*Text passage:*

◇ ◇ ◇ ◇ ◇ ◇ ◇

Applicants are not seeking relief from section 22(e) with respect to 
International Funds that do not effect creations and redemptions of 
Creation Units in-kind.

Sections 17(a)(1) and (2) of the Act

    9. Section 17(a)(1) and (2) of the Act generally prohibit an 
affiliated person of a registered investment company, or an affiliated 
person of such a person (``second tier affiliate''), from selling any 
security to or purchasing any security from the company. Section 
2(a)(3) of the Act defines ``affiliated person'' to include any person 
directly or indirectly owning, controlling, or holding with power to 
vote 5% or more of the outstanding voting securities of the other 
person and any person directly or indirectly controlling, controlled 
by, or under common control with, the other person. Section 2(a)(9) of 
the Act provides that a control relationship will be presumed where one 
person owns more than 25% of another person's voting securities. The 
Funds may be deemed to be controlled by BFA or any BFA Affiliate and 
hence are affiliated persons of each other. In addition, the Funds may 
be deemed to be under common control with any other registered 
investment company (or series thereof) advised by BFA or a BFA 
Affiliate (an ``Affiliated Fund'').

◇ ◇ ◇ ◇ ◇ ◇ ◇

*Extracted entries:*
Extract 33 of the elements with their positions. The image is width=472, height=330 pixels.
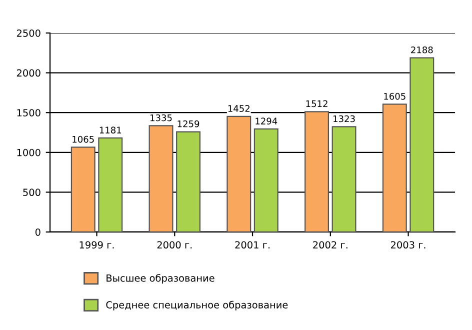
- bar: [98, 137, 123, 232]
- bar: [254, 128, 278, 232]
- y-tick-label: 500: [23, 188, 40, 196]
- data-label: 1065: [72, 136, 94, 143]
- y-tick-label: 2500: [16, 29, 40, 37]
- legend-label: Среднее специальное образование: [106, 300, 288, 310]
- bar: [410, 57, 434, 232]
- y-tick-label: 1000: [17, 148, 40, 156]
- y-tick-label: 1500: [17, 109, 40, 116]
- bar: [332, 126, 356, 232]
- x-tick-label: 2003 г.: [390, 241, 426, 249]
- data-label: 1181: [100, 126, 122, 134]
- data-label: 1335: [150, 114, 172, 122]
- bar: [304, 111, 330, 232]
- legend-label: Высшее образование: [106, 274, 214, 284]
- x-tick-label: 1999 г.: [80, 241, 114, 249]
- data-label: 1294: [256, 118, 278, 124]
- x-tick-label: 2001 г.: [235, 241, 270, 249]
- x-tick-label: 2002 г.: [313, 241, 348, 249]
- data-label: 2188: [411, 46, 433, 54]
- bar: [148, 125, 174, 232]
- x-tick-label: 2000 г.: [157, 241, 192, 249]
- y-tick-label: 0: [35, 228, 40, 236]
- bar: [70, 146, 96, 232]
- data-label: 1605: [384, 92, 406, 100]
- data-label: 1323: [334, 115, 355, 122]
- data-label: 1259: [178, 120, 200, 128]
- bar: [382, 104, 407, 232]
- y-tick-label: 2000: [16, 69, 40, 77]
- data-label: 1452: [228, 105, 250, 112]
- bar: [176, 131, 201, 232]
- data-label: 1512: [306, 100, 328, 108]
- bar: [226, 116, 252, 232]
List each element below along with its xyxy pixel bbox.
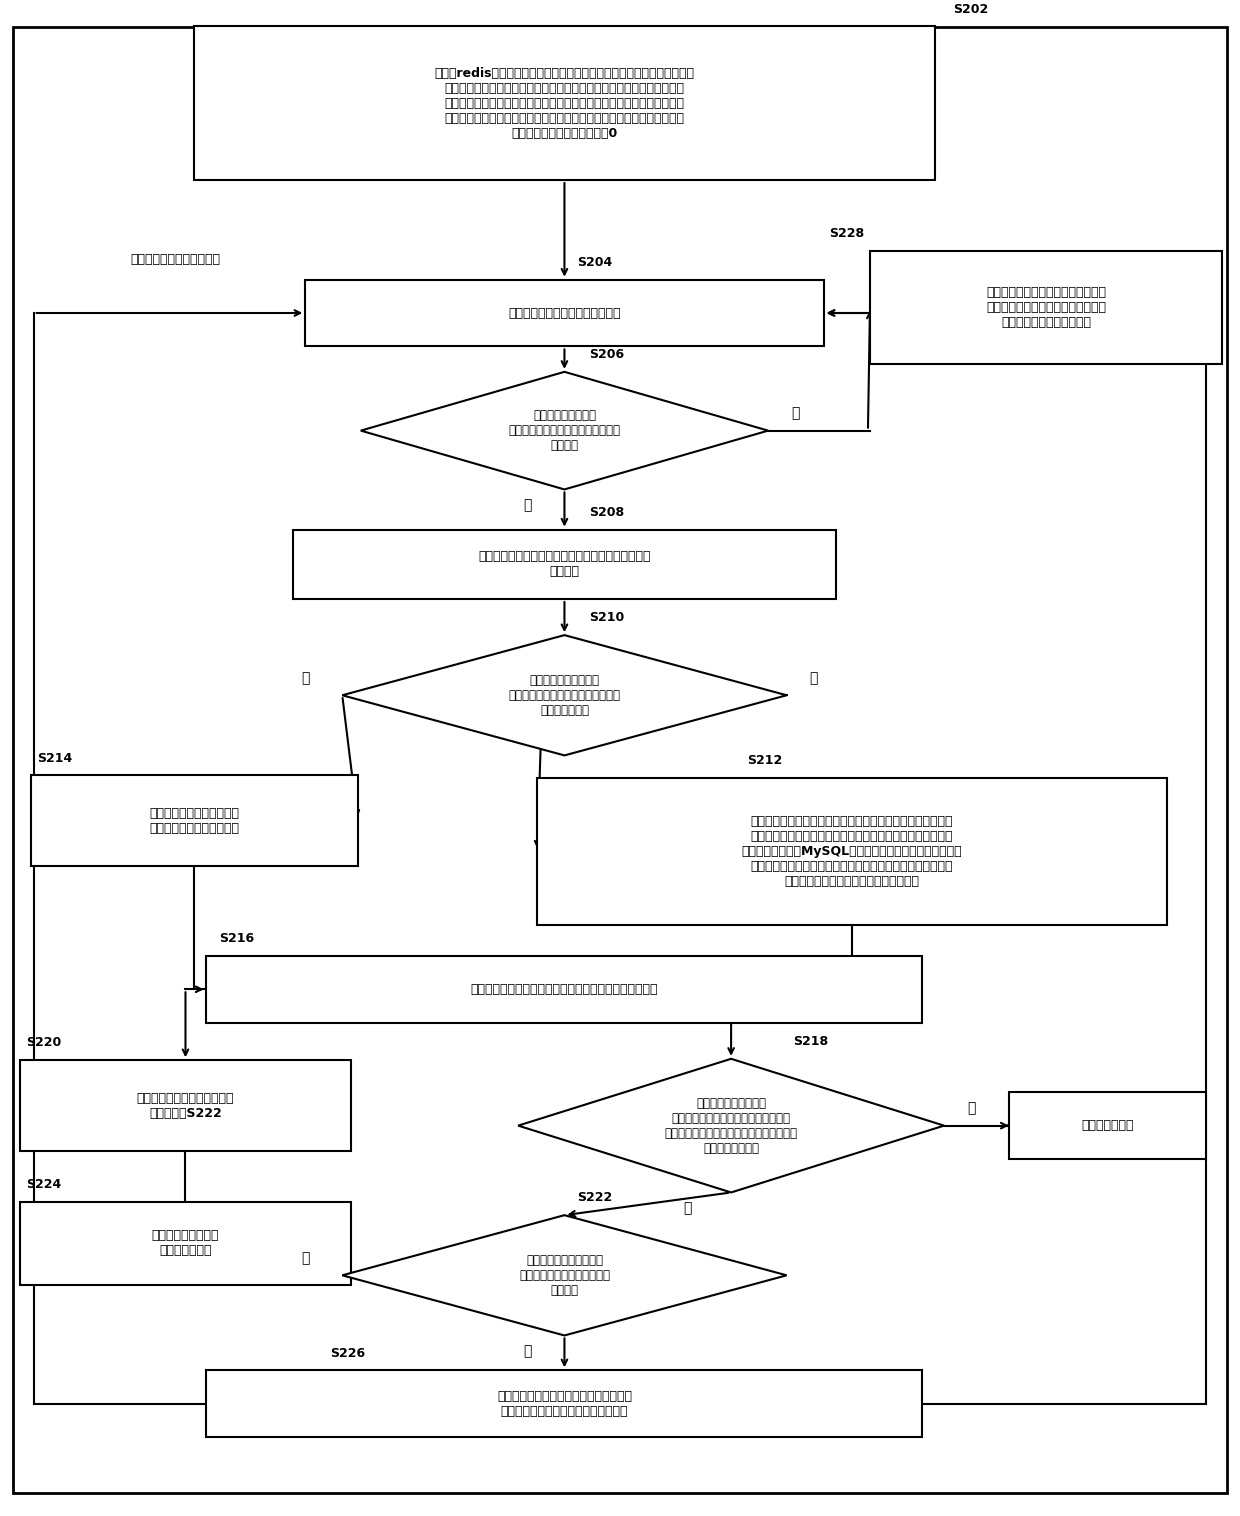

◇ ◇ ◇ ◇ ◇ ◇ ◇

*Work to do:*
A: Update the exemptive relief text from "Applicants are not" through "Creation Units in-kind.", replacing "International Funds" with "Foreign Funds".
B: According to the exemptive relief text, above what share of another person's voting securities does Section 2(a)(9) presume a control relationship?
C: Pick up the exemptive relief text from where it stops.

*Results of the tasks:*
A:
Applicants are not seeking relief from section 22(e) with respect to 
Foreign Funds that do not effect creations and redemptions of 
Creation Units in-kind.

B: More than 25%.

C:
    10. Applicants request an exemption from section 17(a) under 
sections 6(c) and 17(b), to permit in-kind purchases and redemptions of 
Creation Units by persons that are affiliated persons or second tier 
affiliates of the Funds solely by virtue of one or more of the 
following: (1) Holding 5% or more, or more than 25%, of the outstanding 
Shares of a Company or one or more Funds; (2) an affiliation with a 
person with an ownership interest described in (1); or (3) holding 5% 
or more, or more than 25%, of the shares of one or more Affiliated 
Funds.
    11. Applicants contend that no useful purpose would be served by 
prohibiting such affiliated persons or second tier affiliates of a Fund 
from purchasing or redeeming Creation Units through ``in-kind'' 
transactions. The deposit procedure for in-kind purchases and the 
redemption procedure for in-kind redemptions will be the same for all 
purchases and redemptions. Deposit Securities and Redemption Securities 
will be valued under the same objective standards applied to valuing 
portfolio securities. Absent the unusual circumstances described in the 
application, the Fund Deposit and Redemption Securities will be the 
same. Therefore, applicants state that in-kind purchases and 
redemptions will create no opportunity for the affiliated persons and 
second tier affiliates described above to effect a transaction 
detrimental to the other holders of Shares. Applicants also believe 
that in-kind purchases and redemptions will not result in abusive self-
dealing or overreaching of the Fund.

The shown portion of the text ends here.